DESCRIPTION OF THE TASK: Every entry must be given again exactly.

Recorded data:
^^^^
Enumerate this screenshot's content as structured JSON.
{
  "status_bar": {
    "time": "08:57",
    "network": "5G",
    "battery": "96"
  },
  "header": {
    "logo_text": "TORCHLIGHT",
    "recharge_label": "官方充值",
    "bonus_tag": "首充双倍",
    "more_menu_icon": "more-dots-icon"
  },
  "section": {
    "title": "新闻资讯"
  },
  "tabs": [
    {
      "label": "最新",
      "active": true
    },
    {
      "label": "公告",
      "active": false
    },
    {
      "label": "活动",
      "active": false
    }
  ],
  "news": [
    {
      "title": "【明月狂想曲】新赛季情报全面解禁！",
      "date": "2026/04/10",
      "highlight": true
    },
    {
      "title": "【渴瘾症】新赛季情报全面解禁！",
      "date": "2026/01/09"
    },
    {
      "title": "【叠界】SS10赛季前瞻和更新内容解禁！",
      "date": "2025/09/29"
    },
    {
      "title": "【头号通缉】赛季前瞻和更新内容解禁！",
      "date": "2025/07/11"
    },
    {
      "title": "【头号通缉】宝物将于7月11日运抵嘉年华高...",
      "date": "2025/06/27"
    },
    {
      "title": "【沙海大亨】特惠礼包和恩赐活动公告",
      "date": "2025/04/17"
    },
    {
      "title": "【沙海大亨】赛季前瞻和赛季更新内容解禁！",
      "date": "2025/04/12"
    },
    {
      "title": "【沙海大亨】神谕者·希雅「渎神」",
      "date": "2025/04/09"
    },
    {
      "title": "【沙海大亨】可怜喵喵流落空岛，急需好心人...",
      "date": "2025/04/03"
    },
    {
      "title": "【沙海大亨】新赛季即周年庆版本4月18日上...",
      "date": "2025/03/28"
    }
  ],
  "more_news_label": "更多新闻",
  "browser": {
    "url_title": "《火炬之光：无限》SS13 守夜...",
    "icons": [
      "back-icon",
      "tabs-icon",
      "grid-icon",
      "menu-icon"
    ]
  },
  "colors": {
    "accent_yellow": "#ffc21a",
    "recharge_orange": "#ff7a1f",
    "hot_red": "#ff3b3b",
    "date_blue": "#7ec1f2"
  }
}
^^^^
FINISHED EXERCISE:
Enumerate this screenshot's content as structured JSON.
{
  "status_bar": {
    "time": "08:57",
    "network": "5G",
    "battery": "96"
  },
  "header": {
    "logo_text": "TORCHLIGHT",
    "recharge_label": "官方充值",
    "bonus_tag": "首充双倍",
    "more_menu_icon": "more-dots-icon"
  },
  "section": {
    "title": "新闻资讯"
  },
  "tabs": [
    {
      "label": "最新",
      "active": true
    },
    {
      "label": "公告",
      "active": false
    },
    {
      "label": "活动",
      "active": false
    }
  ],
  "news": [
    {
      "title": "【明月狂想曲】新赛季情报全面解禁！",
      "date": "2026/04/10",
      "highlight": true
    },
    {
      "title": "【渴瘾症】新赛季情报全面解禁！",
      "date": "2026/01/09"
    },
    {
      "title": "【叠界】SS10赛季前瞻和更新内容解禁！",
      "date": "2025/09/29"
    },
    {
      "title": "【头号通缉】赛季前瞻和更新内容解禁！",
      "date": "2025/07/11"
    },
    {
      "title": "【头号通缉】宝物将于7月11日运抵嘉年华高...",
      "date": "2025/06/27"
    },
    {
      "title": "【沙海大亨】特惠礼包和恩赐活动公告",
      "date": "2025/04/17"
    },
    {
      "title": "【沙海大亨】赛季前瞻和赛季更新内容解禁！",
      "date": "2025/04/12"
    },
    {
      "title": "【沙海大亨】神谕者·希雅「渎神」",
      "date": "2025/04/09"
    },
    {
      "title": "【沙海大亨】可怜喵喵流落空岛，急需好心人...",
      "date": "2025/04/03"
    },
    {
      "title": "【沙海大亨】新赛季即周年庆版本4月18日上...",
      "date": "2025/03/28"
    }
  ],
  "more_news_label": "更多新闻",
  "browser": {
    "url_title": "《火炬之光：无限》SS13 守夜...",
    "icons": [
      "back-icon",
      "tabs-icon",
      "grid-icon",
      "menu-icon"
    ]
  },
  "colors": {
    "accent_yellow": "#ffc21a",
    "recharge_orange": "#ff7a1f",
    "hot_red": "#ff3b3b",
    "date_blue": "#7ec1f2"
  }
}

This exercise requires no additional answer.